### Work instructions:
In the material below, some lines carry "från". Copy each such line.

### Source records:
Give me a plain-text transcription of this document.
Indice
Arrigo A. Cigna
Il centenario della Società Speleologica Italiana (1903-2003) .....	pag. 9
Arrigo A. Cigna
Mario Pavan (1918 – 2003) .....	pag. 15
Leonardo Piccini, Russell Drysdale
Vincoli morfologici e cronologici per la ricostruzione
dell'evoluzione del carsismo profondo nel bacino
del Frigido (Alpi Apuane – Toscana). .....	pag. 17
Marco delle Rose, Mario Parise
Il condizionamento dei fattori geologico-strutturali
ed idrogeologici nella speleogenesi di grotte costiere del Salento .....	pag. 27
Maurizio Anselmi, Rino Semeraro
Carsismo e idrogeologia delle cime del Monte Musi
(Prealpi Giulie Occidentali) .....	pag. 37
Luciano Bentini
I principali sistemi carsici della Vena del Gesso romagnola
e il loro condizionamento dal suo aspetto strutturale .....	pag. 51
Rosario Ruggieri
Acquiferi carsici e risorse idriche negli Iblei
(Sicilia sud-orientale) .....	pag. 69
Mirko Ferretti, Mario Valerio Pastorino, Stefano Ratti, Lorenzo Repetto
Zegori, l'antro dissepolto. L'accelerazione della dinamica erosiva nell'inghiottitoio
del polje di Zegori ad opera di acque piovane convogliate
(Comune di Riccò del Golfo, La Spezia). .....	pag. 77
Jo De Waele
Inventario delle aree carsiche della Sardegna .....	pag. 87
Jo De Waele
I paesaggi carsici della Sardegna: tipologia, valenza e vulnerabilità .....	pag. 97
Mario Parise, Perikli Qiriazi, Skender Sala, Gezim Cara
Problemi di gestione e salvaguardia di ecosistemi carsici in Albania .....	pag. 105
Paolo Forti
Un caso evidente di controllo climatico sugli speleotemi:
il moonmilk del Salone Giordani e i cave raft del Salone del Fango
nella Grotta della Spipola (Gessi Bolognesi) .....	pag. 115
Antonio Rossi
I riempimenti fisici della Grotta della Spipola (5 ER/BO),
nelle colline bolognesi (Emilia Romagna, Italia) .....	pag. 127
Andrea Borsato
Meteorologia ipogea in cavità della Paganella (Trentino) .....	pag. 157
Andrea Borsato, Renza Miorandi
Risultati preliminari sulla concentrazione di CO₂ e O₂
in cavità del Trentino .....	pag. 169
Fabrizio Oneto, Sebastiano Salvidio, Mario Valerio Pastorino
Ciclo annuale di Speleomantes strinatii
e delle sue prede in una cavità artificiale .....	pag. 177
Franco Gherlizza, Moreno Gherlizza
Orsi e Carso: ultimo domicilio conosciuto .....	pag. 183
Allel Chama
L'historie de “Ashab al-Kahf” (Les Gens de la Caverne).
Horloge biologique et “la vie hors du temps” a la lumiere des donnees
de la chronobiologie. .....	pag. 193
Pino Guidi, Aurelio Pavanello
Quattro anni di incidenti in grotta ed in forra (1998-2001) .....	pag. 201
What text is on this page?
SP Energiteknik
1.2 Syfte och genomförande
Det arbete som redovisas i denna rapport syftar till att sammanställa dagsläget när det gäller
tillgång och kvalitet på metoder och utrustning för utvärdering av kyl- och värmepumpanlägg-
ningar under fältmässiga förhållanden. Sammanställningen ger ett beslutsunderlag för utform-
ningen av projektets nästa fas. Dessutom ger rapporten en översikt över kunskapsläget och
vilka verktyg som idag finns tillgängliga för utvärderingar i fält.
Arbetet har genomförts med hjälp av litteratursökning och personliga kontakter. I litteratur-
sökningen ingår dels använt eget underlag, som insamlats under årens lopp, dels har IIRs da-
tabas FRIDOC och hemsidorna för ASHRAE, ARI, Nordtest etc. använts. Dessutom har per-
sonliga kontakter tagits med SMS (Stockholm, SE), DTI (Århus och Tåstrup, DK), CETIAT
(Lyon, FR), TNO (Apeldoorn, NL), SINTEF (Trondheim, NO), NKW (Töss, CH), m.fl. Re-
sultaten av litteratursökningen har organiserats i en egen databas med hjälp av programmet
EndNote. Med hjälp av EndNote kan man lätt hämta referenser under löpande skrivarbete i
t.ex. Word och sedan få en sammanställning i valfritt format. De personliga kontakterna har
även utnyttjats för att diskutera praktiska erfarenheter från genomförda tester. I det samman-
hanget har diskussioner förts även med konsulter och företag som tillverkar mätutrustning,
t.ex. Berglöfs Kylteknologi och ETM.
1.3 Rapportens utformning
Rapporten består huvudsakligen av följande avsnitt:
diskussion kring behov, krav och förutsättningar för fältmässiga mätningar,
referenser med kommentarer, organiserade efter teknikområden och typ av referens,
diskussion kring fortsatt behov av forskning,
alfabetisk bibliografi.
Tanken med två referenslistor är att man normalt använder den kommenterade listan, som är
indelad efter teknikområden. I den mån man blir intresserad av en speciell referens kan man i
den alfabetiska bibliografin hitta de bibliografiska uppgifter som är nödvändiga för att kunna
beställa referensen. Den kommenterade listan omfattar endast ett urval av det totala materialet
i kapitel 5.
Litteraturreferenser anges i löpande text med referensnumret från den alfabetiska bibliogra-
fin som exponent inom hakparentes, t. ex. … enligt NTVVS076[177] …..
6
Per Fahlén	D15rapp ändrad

### Task response:
även utnyttjats för att diskutera praktiska erfarenheter från genomförda tester. I det samman-
Litteraturreferenser anges i löpande text med referensnumret från den alfabetiska bibliogra-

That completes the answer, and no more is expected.